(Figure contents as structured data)
════════════════
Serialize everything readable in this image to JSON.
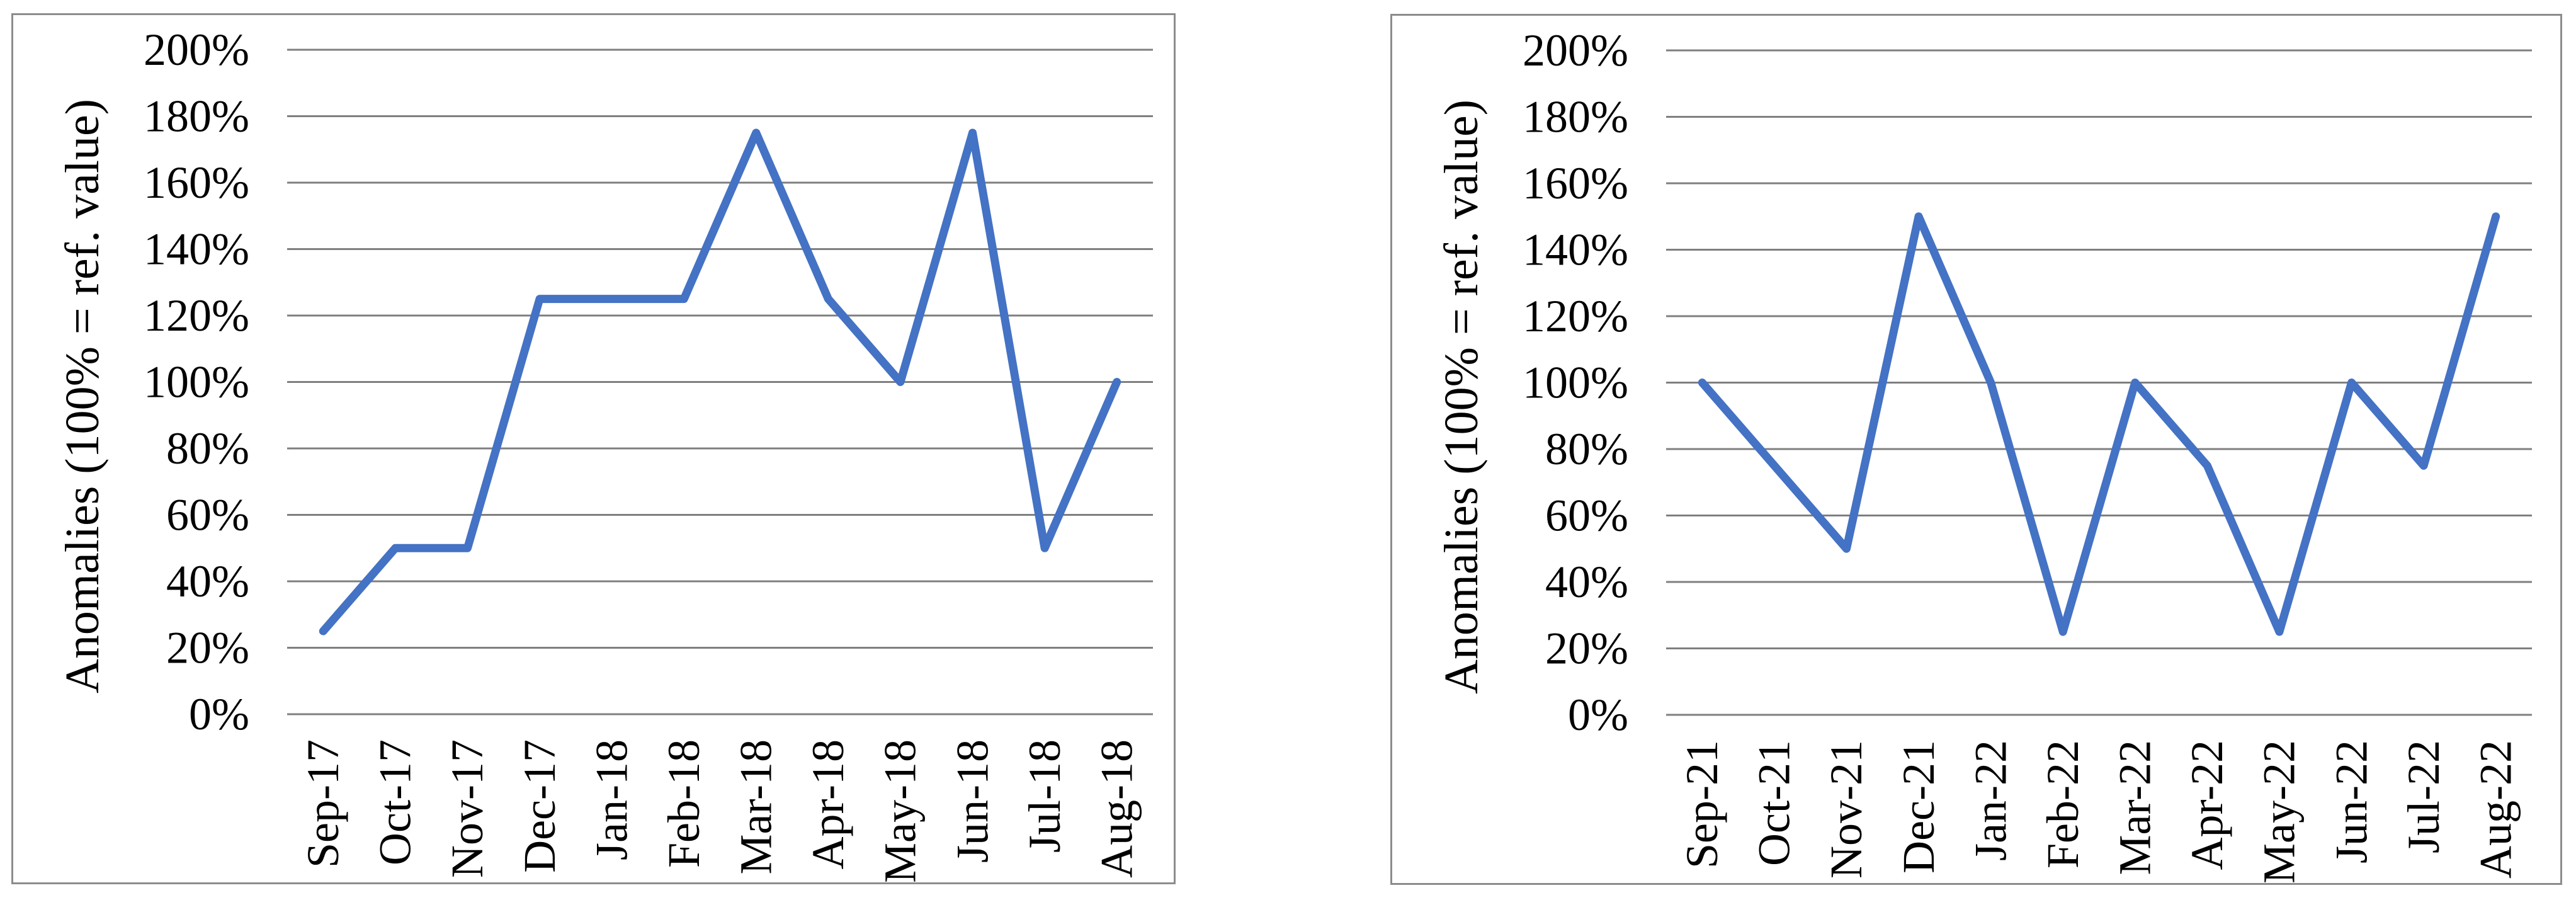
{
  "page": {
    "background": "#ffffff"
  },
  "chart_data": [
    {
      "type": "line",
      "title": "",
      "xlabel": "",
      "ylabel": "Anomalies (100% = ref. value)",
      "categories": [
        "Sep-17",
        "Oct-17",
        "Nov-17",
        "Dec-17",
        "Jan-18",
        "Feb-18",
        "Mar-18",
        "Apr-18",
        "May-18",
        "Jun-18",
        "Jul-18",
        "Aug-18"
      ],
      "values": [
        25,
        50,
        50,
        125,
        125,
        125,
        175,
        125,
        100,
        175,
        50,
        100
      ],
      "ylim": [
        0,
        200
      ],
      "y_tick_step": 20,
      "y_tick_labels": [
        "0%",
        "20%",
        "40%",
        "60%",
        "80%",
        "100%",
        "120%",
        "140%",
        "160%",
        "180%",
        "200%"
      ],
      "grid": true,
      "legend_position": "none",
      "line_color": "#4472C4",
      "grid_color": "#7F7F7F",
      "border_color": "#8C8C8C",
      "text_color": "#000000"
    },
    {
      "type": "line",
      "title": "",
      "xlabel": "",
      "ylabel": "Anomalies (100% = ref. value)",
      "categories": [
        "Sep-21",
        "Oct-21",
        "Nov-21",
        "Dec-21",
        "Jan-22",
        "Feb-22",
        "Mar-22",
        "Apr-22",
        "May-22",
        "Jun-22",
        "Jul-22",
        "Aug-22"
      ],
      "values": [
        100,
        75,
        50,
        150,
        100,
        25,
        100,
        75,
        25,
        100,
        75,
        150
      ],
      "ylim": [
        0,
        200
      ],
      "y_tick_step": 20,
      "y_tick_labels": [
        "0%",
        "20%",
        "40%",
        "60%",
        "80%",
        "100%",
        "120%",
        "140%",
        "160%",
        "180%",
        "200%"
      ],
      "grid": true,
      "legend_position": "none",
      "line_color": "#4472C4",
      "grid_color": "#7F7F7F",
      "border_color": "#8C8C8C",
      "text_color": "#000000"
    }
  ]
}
════════════════
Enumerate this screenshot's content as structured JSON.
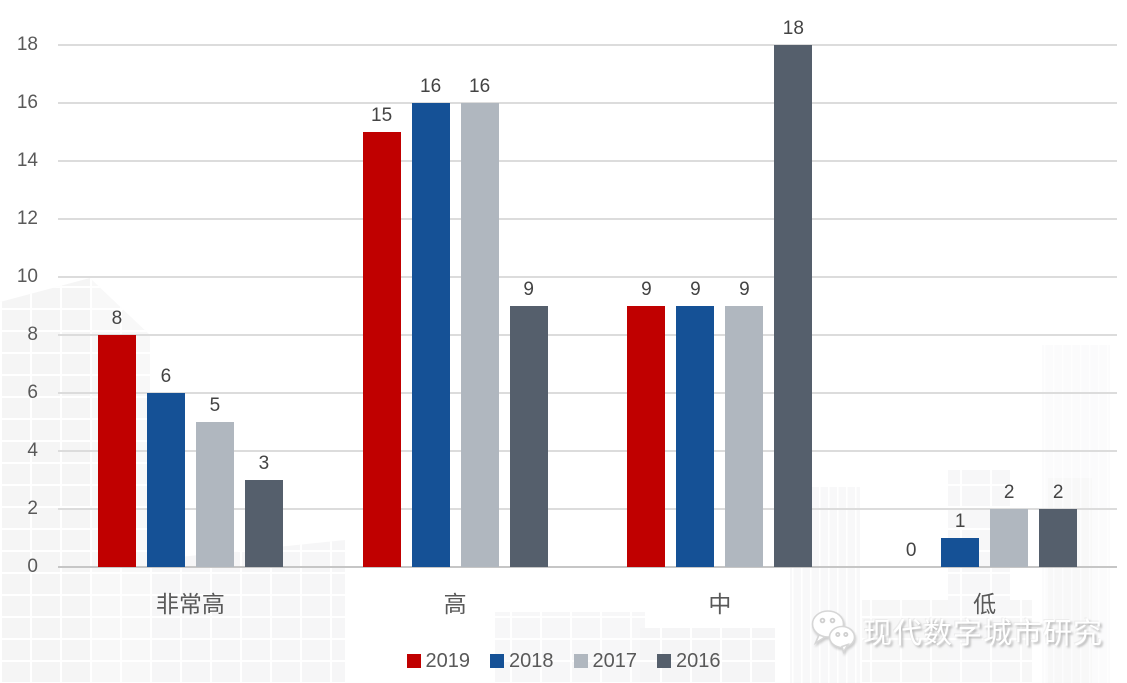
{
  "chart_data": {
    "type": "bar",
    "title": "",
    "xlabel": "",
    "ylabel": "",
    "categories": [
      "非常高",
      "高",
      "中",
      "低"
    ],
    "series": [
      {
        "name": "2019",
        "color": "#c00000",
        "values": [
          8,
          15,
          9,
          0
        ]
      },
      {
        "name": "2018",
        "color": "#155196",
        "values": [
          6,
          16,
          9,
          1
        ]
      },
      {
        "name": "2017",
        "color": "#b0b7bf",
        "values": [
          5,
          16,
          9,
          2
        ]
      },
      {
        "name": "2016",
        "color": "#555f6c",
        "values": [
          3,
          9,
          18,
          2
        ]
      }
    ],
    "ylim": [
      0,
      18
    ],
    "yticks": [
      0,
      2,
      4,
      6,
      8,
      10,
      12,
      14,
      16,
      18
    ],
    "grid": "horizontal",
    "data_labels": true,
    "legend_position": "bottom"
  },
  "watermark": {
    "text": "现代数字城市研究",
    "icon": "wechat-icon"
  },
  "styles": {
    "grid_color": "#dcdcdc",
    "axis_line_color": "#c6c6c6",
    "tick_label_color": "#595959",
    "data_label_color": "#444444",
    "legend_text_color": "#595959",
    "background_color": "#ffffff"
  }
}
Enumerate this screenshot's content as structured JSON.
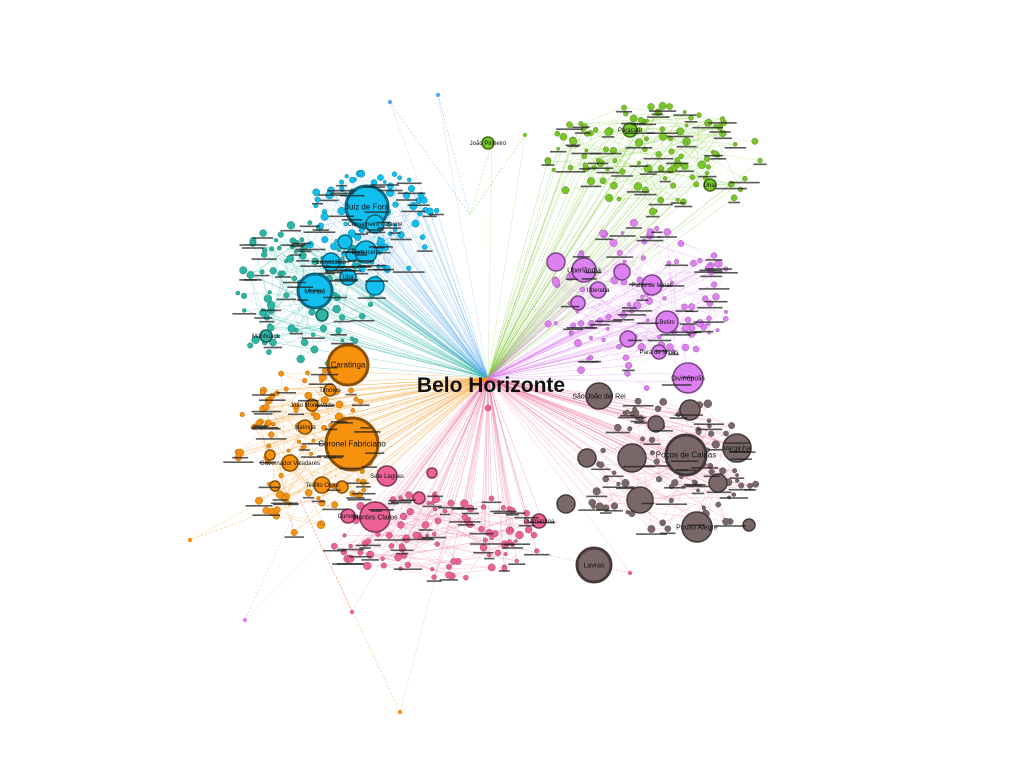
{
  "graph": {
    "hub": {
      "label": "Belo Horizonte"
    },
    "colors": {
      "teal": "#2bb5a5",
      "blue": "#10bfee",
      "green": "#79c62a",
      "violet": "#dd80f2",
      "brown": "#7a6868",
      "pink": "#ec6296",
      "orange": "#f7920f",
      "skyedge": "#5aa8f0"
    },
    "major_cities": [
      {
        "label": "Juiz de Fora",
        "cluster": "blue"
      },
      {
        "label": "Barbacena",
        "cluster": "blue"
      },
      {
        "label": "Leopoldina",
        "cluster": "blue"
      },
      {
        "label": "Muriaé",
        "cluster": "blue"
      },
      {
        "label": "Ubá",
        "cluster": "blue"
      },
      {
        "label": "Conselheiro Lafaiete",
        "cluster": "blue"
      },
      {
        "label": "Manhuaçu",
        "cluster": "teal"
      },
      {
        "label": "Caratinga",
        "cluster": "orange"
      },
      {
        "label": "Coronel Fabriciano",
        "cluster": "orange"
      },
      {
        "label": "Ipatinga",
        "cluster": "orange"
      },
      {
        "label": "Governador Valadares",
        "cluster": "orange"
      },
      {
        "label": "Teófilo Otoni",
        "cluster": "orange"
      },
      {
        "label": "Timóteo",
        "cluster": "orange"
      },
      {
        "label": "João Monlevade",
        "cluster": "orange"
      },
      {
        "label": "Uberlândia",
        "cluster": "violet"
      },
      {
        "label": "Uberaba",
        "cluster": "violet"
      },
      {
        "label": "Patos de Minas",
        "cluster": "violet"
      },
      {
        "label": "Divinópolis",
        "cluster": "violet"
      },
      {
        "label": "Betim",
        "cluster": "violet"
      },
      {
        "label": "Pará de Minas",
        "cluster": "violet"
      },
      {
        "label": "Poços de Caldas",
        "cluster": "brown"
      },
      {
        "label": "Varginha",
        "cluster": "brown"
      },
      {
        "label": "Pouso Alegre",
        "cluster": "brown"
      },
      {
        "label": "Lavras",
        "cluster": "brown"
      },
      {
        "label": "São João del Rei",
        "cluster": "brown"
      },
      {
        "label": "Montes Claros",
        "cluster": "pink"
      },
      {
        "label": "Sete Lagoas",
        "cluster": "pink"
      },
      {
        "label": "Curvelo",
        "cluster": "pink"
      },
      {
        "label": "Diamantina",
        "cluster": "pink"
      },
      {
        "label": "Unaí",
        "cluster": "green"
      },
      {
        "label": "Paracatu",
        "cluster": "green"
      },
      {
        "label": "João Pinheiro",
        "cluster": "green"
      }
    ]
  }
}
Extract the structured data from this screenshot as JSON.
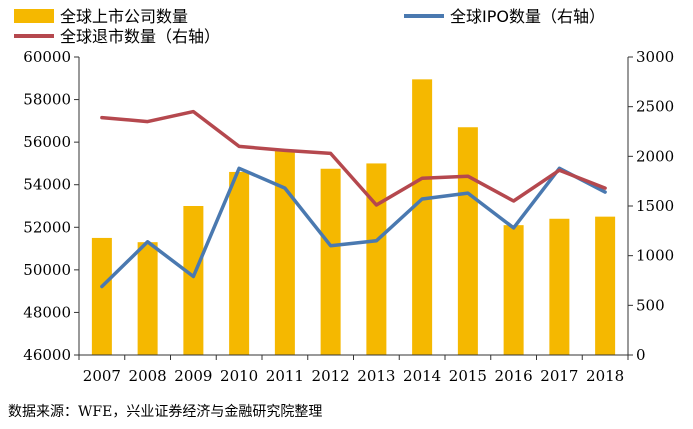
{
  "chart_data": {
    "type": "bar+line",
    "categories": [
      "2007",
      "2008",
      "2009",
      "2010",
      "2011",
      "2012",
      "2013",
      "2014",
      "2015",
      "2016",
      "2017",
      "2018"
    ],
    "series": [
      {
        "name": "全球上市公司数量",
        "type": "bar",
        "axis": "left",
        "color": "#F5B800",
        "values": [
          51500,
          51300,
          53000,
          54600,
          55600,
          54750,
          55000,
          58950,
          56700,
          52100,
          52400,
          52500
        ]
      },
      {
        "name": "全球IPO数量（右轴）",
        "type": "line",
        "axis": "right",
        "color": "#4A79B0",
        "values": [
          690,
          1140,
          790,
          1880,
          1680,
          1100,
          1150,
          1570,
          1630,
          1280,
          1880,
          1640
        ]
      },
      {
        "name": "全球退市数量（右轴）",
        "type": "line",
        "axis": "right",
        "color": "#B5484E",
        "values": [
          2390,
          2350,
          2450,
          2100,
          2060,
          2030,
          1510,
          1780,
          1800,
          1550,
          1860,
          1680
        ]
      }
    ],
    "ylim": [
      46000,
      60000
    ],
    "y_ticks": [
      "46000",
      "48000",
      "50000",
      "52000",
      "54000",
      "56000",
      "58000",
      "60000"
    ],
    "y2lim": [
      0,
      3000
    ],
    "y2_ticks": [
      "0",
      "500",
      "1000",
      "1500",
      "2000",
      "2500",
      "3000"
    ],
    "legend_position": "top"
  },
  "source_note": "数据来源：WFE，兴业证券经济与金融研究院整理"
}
════════════════
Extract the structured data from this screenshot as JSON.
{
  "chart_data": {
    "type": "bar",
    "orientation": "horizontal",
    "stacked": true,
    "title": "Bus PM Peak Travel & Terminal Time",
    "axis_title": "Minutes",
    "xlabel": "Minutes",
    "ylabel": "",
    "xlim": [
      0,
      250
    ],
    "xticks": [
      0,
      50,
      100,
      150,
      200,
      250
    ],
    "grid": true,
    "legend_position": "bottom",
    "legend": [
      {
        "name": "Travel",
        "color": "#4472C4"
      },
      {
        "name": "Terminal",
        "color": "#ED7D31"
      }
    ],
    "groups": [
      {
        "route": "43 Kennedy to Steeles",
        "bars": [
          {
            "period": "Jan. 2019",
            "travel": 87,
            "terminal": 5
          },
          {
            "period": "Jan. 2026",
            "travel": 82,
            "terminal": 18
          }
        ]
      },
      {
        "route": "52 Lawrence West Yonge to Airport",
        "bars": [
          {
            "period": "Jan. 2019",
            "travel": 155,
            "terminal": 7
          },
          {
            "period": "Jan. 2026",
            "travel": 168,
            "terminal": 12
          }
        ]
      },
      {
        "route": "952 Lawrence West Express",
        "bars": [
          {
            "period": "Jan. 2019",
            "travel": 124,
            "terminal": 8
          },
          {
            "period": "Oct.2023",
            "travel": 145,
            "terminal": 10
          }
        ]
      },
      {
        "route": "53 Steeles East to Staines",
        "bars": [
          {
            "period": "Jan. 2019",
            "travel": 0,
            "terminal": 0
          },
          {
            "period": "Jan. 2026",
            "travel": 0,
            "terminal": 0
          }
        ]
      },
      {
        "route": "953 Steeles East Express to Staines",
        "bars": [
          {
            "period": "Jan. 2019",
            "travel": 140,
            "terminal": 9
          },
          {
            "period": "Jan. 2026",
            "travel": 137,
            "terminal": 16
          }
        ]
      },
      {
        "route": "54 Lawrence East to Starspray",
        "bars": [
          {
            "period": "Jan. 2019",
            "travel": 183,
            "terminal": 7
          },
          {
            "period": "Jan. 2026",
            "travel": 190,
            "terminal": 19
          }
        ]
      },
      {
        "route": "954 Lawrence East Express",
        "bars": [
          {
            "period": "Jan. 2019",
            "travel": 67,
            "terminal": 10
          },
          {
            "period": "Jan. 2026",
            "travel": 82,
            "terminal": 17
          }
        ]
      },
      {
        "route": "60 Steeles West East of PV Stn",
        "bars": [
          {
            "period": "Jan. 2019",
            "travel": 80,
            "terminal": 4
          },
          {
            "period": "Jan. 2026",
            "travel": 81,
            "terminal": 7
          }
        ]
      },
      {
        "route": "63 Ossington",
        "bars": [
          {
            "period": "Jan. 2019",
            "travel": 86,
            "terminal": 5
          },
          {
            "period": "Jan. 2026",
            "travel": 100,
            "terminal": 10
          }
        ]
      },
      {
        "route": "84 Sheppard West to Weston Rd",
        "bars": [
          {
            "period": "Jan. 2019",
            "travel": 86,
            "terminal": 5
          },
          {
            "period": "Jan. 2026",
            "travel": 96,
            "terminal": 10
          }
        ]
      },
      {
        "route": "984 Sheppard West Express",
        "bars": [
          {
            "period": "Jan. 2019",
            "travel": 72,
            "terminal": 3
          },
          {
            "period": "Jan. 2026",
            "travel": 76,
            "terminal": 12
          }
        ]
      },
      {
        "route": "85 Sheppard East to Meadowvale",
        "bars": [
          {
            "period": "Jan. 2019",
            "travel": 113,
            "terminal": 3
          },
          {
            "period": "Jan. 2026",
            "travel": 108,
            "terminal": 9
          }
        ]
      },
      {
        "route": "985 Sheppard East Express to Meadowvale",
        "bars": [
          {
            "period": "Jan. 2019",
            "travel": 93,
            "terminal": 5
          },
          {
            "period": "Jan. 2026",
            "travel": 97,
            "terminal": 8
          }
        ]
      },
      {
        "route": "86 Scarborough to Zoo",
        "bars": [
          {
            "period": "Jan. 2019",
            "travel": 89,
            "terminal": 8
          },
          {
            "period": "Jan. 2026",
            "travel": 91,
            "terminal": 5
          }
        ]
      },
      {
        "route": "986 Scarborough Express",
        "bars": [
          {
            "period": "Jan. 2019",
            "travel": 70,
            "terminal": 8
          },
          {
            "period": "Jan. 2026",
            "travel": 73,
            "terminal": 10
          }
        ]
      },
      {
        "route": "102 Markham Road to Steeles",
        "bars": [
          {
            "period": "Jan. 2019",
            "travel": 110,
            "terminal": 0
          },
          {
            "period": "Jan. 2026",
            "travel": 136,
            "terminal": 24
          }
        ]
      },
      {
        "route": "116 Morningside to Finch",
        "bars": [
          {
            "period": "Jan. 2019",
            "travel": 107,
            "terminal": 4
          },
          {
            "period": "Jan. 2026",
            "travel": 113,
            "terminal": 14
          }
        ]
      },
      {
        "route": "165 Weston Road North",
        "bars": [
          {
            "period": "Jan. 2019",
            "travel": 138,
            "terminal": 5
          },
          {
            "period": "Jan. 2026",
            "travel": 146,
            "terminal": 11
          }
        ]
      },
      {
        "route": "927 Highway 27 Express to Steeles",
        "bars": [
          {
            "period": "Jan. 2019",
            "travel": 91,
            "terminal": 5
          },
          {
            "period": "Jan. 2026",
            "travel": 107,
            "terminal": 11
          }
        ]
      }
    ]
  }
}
════════════════
> [STATED GOAL] Filter the listing above by the word "horizontal"; copy each line that passes.

> [SOLVED PROBLEM]
    "grid": "horizontal",
    "orientation": "horizontal",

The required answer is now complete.